Excerpted text
----------------------------------------

Adam Matthews, Chair of The Global Commission on Mining 2030, commented on the environmental and social challenges facing the mining industry in years to come. 

Led by investors and advised by UNEP, the Commission aims to identify gaps in global best practice standards and disclosures, addressing social and environmental risks such as waste management, child labour and biodiversity loss. 

For example, a major component of the transition is effective energy storage. Batteries for cars and storage plants have the potential to reduce carbon emissions in the power and transportation sectors by 30%. However, the anticipated increase in demand for the required minerals is vast: by 2050, the production of graphite, lithium and cobalt will need to expand by 450–500%, according to the World Bank.

As mining’s role in the transition grows further, it is crucial that companies align with best practices laid out in global standards and maintain a social licence, or risk losing the confidence of investors and the wider finance community.

----------------------------------------

Directives
A: Write out the mining passage word for word from "Adam Matthews, Chair" to "years to come.".
B: Name the minerals whose production, according to the mining passage, will need to expand by 2050.
C: Continue the mining passage from its last sentence.
The lines that come after this have no connection to the mining passage.

Supplied data
----------------------------------------

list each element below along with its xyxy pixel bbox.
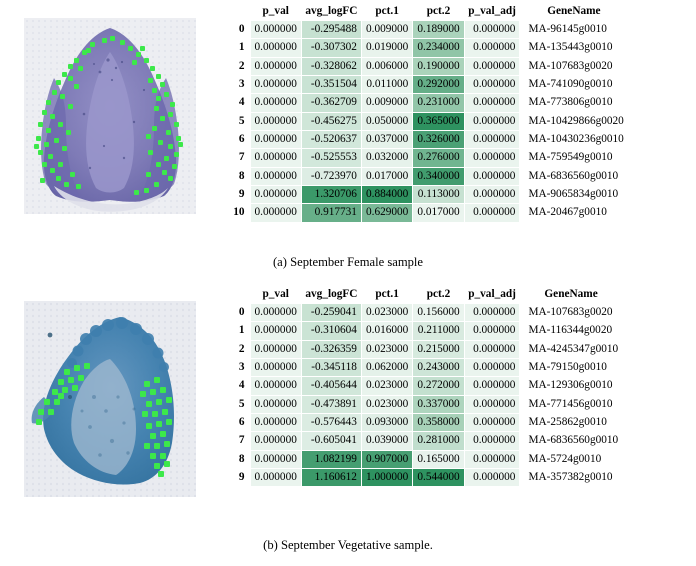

----------------------------------------

Answers per task
A:
Adam Matthews, Chair of The Global Commission on Mining 2030, commented on the environmental and social challenges facing the mining industry in years to come.

B: Graphite, lithium and cobalt

C:
Aquaculture’s appetite for investor-led reforms

According to a new report released last week by Planet Tracker, investment is critical to meet surging consumer demand for seafood, with analysis revealing that even in the most optimistic scenario there will be a 50 million tonne supply gap by 2050

At least $55 billion is needed in capital expenditure to finance the transition toward sustainable aquaculture practices, says the report. 

The think tank calls on investors to finance the transition towards sustainable practices through increased awareness of the risks of a business-as-usual approach, demanding better disclosure and transparency, and supporting mitigation of environmental risks through new technologies. 

Wind beats gas in the UK for the first time

Turbines generated more electricity than gas for the first time in the UK, according to research from Imperial College London. It revealed that in the first three months of 2023, a third of the UK’s electricity was produced in wind farms. 

This comes after the UK electricity mix reached almost 50% renewables in 2020, with Semafor’s graph highlighting the rapid growth of both renewables and gas usage. 

Almost 32.4% of Britain’s electricity came from wind farms in the first quarter of the year compared with 31.7% from gas-fired power plants, making it the first quarter where wind power output was higher.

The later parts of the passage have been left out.